━━━ Material provided

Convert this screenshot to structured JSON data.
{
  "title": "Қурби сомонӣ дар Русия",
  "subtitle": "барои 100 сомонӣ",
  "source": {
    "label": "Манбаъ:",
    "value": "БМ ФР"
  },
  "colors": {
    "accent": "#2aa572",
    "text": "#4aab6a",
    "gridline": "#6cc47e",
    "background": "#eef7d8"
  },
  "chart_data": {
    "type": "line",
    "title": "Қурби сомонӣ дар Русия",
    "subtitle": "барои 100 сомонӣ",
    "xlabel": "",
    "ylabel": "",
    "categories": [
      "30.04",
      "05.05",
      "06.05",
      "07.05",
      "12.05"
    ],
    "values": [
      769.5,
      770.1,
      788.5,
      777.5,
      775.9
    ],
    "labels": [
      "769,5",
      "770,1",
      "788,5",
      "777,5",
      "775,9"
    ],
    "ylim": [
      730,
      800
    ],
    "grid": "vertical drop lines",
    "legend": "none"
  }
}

━━━━━━

- Request
From the listing above, extract every line exactly as it stands.

- Reply
Convert this screenshot to structured JSON data.
{
  "title": "Қурби сомонӣ дар Русия",
  "subtitle": "барои 100 сомонӣ",
  "source": {
    "label": "Манбаъ:",
    "value": "БМ ФР"
  },
  "colors": {
    "accent": "#2aa572",
    "text": "#4aab6a",
    "gridline": "#6cc47e",
    "background": "#eef7d8"
  },
  "chart_data": {
    "type": "line",
    "title": "Қурби сомонӣ дар Русия",
    "subtitle": "барои 100 сомонӣ",
    "xlabel": "",
    "ylabel": "",
    "categories": [
      "30.04",
      "05.05",
      "06.05",
      "07.05",
      "12.05"
    ],
    "values": [
      769.5,
      770.1,
      788.5,
      777.5,
      775.9
    ],
    "labels": [
      "769,5",
      "770,1",
      "788,5",
      "777,5",
      "775,9"
    ],
    "ylim": [
      730,
      800
    ],
    "grid": "vertical drop lines",
    "legend": "none"
  }
}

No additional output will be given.